---- Source passage
We’ve all been there. You are camped out on your couch with your laptop, Facebooking (yes, this is actually an accepted verb now!) with your friends and family when you get the low battery signal, warning you that you have 20 minutes of power left. Or you are on a long plane flight, trying to watch a movie to pass the time, and are three quarters of the way through an exciting action thriller when you realize the low-battery signal on your tablet came on awhile ago and you won’t get to see the end of your movie. How does the conflict get resolved? Does the villain get caught? Now you are going to have to wait to find out. Frustrating indeed!
Today’s society is very mobile and with this desire for mobility comes an increasing need for portable energy sources. Batteries allow us to generate electricity when and where we need it. As our need for portable energy continues to grow, so too does the demand for better battery technology. Some devices such as portable electronics and power tools use very small batteries and others, such as hybrid vehicles, use much larger batteries. The individual requirements (potential, capacity, discharge rate, etc.) vary with the intended use.
Disposable batteries provide safe, inexpensive power for all your electrical devices which cannot be tied down with a power cord. However, the chemical reaction that takes place inside the battery has a limited lifetime and cannot be reversed which means the battery cannot be recharged and reused. As the chemicals are depleted, the battery’s power dwindles until it eventually fails. Therefore, their ultimate flaw…they are disposable.
In response to the limitations of disposable batteries, rechargeable batteries were developed. Rechargeable batteries have gone through a number of design iterations to address power output, safety, cost and environmental impact and the lithium-ion battery design has become the most popular for its ability to address those considerations.
--------
---- Records for this exercise
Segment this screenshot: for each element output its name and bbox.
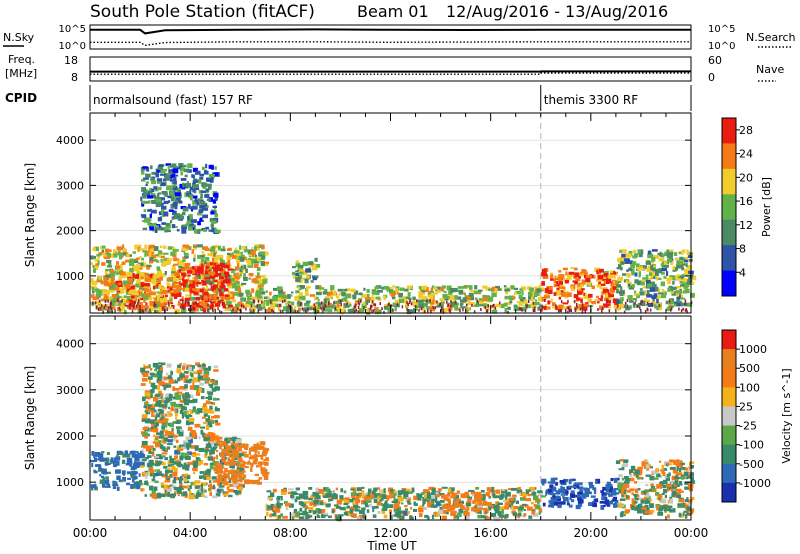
colorbar-swatch xyxy=(722,194,736,221)
power-panel: 1000 2000 3000 4000 xyxy=(56,112,697,315)
colorbar-frame xyxy=(721,329,737,503)
noise-left-tick-low: 10^0 xyxy=(59,41,86,52)
freq-label-line1: Freq. xyxy=(8,53,35,66)
heatmap-region xyxy=(615,459,696,519)
colorbar-swatch xyxy=(722,143,736,170)
freq-tick-low: 8 xyxy=(71,71,78,84)
colorbar-tick-label: 500 xyxy=(739,362,760,375)
colorbar-tick-label: 100 xyxy=(739,381,760,394)
freq-label-line2: [MHz] xyxy=(5,67,37,80)
colorbar-tick-label: 8 xyxy=(739,243,746,256)
x-axis-label: Time UT xyxy=(366,539,417,553)
noise-right-tick-low: 10^0 xyxy=(708,41,735,52)
y-tick-label: 4000 xyxy=(56,134,84,147)
x-tick-label: 04:00 xyxy=(173,526,208,540)
heatmap-region xyxy=(540,477,620,510)
y-tick-label: 2000 xyxy=(56,430,84,443)
colorbar-swatch xyxy=(722,349,736,369)
noise-left-label: N.Sky xyxy=(3,31,35,44)
ground-scatter-strip xyxy=(92,299,693,314)
heatmap-region xyxy=(140,163,221,234)
noise-left-tick-high: 10^5 xyxy=(59,24,86,35)
cpid-label: CPID xyxy=(5,91,37,105)
y-tick-label: 2000 xyxy=(56,225,84,238)
colorbar-tick-label: 1000 xyxy=(739,343,767,356)
heatmap-region xyxy=(265,486,546,522)
power-ylabel: Slant Range [km] xyxy=(23,163,37,267)
colorbar-swatch xyxy=(722,425,736,446)
freq-tick-high: 18 xyxy=(64,54,78,67)
y-tick-label: 3000 xyxy=(56,179,84,192)
noise-series-search xyxy=(90,41,691,47)
colorbar-tick-label: 24 xyxy=(739,148,753,161)
nave-label: Nave xyxy=(756,63,784,76)
colorbar-tick-label: -100 xyxy=(739,439,764,452)
heatmap-region xyxy=(140,436,245,500)
heatmap-region xyxy=(140,362,221,441)
nave-series-line xyxy=(90,72,691,75)
x-tick-label: 20:00 xyxy=(574,526,609,540)
y-tick-label: 4000 xyxy=(56,338,84,351)
colorbar-swatch xyxy=(722,118,736,144)
heatmap-region xyxy=(616,249,697,312)
colorbar-tick-label: 16 xyxy=(739,195,753,208)
heatmap-region xyxy=(291,257,321,284)
heatmap-region xyxy=(540,267,622,312)
y-tick-label: 3000 xyxy=(56,384,84,397)
y-tick-label: 1000 xyxy=(56,476,84,489)
heatmap-region xyxy=(441,491,492,514)
colorbar-frame xyxy=(721,117,737,297)
colorbar-swatch xyxy=(722,482,736,503)
date-range: 12/Aug/2016 - 13/Aug/2016 xyxy=(446,2,668,21)
colorbar-tick-label: -1000 xyxy=(739,477,771,490)
noise-series-sky xyxy=(90,28,691,35)
colorbar-tick-label: 28 xyxy=(739,124,753,137)
x-tick-label: 16:00 xyxy=(473,526,508,540)
colorbar-label: Power [dB] xyxy=(760,177,773,237)
colorbar-tick-label: -500 xyxy=(739,458,764,471)
colorbar-swatch xyxy=(722,245,736,272)
x-tick-label: 00:00 xyxy=(73,526,108,540)
x-tick-label: 00:00 xyxy=(674,526,709,540)
nave-tick-high: 60 xyxy=(708,54,722,67)
heatmap-region xyxy=(215,441,270,486)
noise-right-tick-high: 10^5 xyxy=(708,24,735,35)
heatmap-region xyxy=(265,285,546,315)
x-tick-label: 08:00 xyxy=(273,526,308,540)
nave-tick-low: 0 xyxy=(708,71,715,84)
y-tick-label: 1000 xyxy=(56,270,84,283)
colorbar-swatch xyxy=(722,463,736,484)
colorbar-swatch xyxy=(722,406,736,427)
heatmap-region xyxy=(178,262,234,313)
colorbar-tick-label: 25 xyxy=(739,400,753,413)
colorbar-tick-label: -25 xyxy=(739,420,757,433)
colorbar-swatch xyxy=(722,330,736,350)
colorbar-swatch xyxy=(722,387,736,407)
freq-panel-frame xyxy=(89,56,692,82)
velocity-panel: 1000 2000 3000 4000 00:00 04:00 08:00 12:00 16:0… xyxy=(56,315,709,540)
figure-title: South Pole Station (fitACF) xyxy=(90,2,315,22)
velocity-ylabel: Slant Range [km] xyxy=(23,366,37,470)
cpid-segment-label: normalsound (fast) 157 RF xyxy=(93,93,253,107)
heatmap-region xyxy=(90,450,146,491)
cpid-segment-label: themis 3300 RF xyxy=(544,93,638,107)
colorbar-swatch xyxy=(722,168,736,195)
colorbar-swatch xyxy=(722,444,736,465)
beam-label: Beam 01 xyxy=(357,2,429,21)
colorbar-tick-label: 4 xyxy=(739,266,746,279)
colorbar-swatch xyxy=(722,270,736,297)
colorbar-tick-label: 12 xyxy=(739,219,753,232)
colorbar-swatch xyxy=(722,219,736,246)
colorbar-tick-label: 20 xyxy=(739,171,753,184)
noise-panel-frame xyxy=(89,24,692,50)
noise-right-label: N.Search xyxy=(746,31,796,44)
colorbar-swatch xyxy=(722,368,736,388)
colorbar-label: Velocity [m s^-1] xyxy=(780,368,793,463)
x-tick-label: 12:00 xyxy=(373,526,408,540)
heatmap-region xyxy=(115,271,183,312)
--------
= What you will do =
a) Answer these questions from the battery passage:
(i) How many minutes of power does the low battery signal warn are left?
(ii) What kind of vehicle is named as using much larger batteries?
(iii) Which rechargeable battery design has become the most popular?
b) Output everything in the records from the line containing "colorbar-swatch xyxy=(722,194,736,221)" down to the line containing "x-tick-label: 16:00 xyxy=(473,526,508,540)", both lines included, reproduced character for character.

= Task-by-task answers =
a)
(i) 20 minutes
(ii) Hybrid vehicles
(iii) The lithium-ion battery design

b)
colorbar-swatch xyxy=(722,194,736,221)
power-panel: 1000 2000 3000 4000 xyxy=(56,112,697,315)
colorbar-frame xyxy=(721,329,737,503)
noise-left-tick-low: 10^0 xyxy=(59,41,86,52)
freq-label-line1: Freq. xyxy=(8,53,35,66)
heatmap-region xyxy=(615,459,696,519)
colorbar-swatch xyxy=(722,143,736,170)
freq-tick-low: 8 xyxy=(71,71,78,84)
colorbar-tick-label: 500 xyxy=(739,362,760,375)
colorbar-tick-label: 100 xyxy=(739,381,760,394)
freq-label-line2: [MHz] xyxy=(5,67,37,80)
colorbar-tick-label: 8 xyxy=(739,243,746,256)
x-axis-label: Time UT xyxy=(366,539,417,553)
noise-right-tick-low: 10^0 xyxy=(708,41,735,52)
y-tick-label: 4000 xyxy=(56,134,84,147)
x-tick-label: 04:00 xyxy=(173,526,208,540)
heatmap-region xyxy=(540,477,620,510)
y-tick-label: 2000 xyxy=(56,430,84,443)
colorbar-swatch xyxy=(722,349,736,369)
noise-left-label: N.Sky xyxy=(3,31,35,44)
ground-scatter-strip xyxy=(92,299,693,314)
heatmap-region xyxy=(140,163,221,234)
noise-left-tick-high: 10^5 xyxy=(59,24,86,35)
cpid-label: CPID xyxy=(5,91,37,105)
y-tick-label: 2000 xyxy=(56,225,84,238)
colorbar-tick-label: 1000 xyxy=(739,343,767,356)
heatmap-region xyxy=(265,486,546,522)
power-ylabel: Slant Range [km] xyxy=(23,163,37,267)
colorbar-swatch xyxy=(722,425,736,446)
freq-tick-high: 18 xyxy=(64,54,78,67)
y-tick-label: 3000 xyxy=(56,179,84,192)
noise-series-search xyxy=(90,41,691,47)
colorbar-tick-label: 24 xyxy=(739,148,753,161)
nave-label: Nave xyxy=(756,63,784,76)
colorbar-tick-label: -100 xyxy=(739,439,764,452)
heatmap-region xyxy=(140,436,245,500)
heatmap-region xyxy=(140,362,221,441)
nave-series-line xyxy=(90,72,691,75)
x-tick-label: 20:00 xyxy=(574,526,609,540)
y-tick-label: 4000 xyxy=(56,338,84,351)
colorbar-swatch xyxy=(722,118,736,144)
heatmap-region xyxy=(616,249,697,312)
colorbar-tick-label: 16 xyxy=(739,195,753,208)
heatmap-region xyxy=(291,257,321,284)
heatmap-region xyxy=(540,267,622,312)
y-tick-label: 3000 xyxy=(56,384,84,397)
y-tick-label: 1000 xyxy=(56,476,84,489)
heatmap-region xyxy=(441,491,492,514)
colorbar-frame xyxy=(721,117,737,297)
colorbar-swatch xyxy=(722,482,736,503)
date-range: 12/Aug/2016 - 13/Aug/2016 xyxy=(446,2,668,21)
colorbar-tick-label: -1000 xyxy=(739,477,771,490)
noise-series-sky xyxy=(90,28,691,35)
colorbar-tick-label: 28 xyxy=(739,124,753,137)
x-tick-label: 16:00 xyxy=(473,526,508,540)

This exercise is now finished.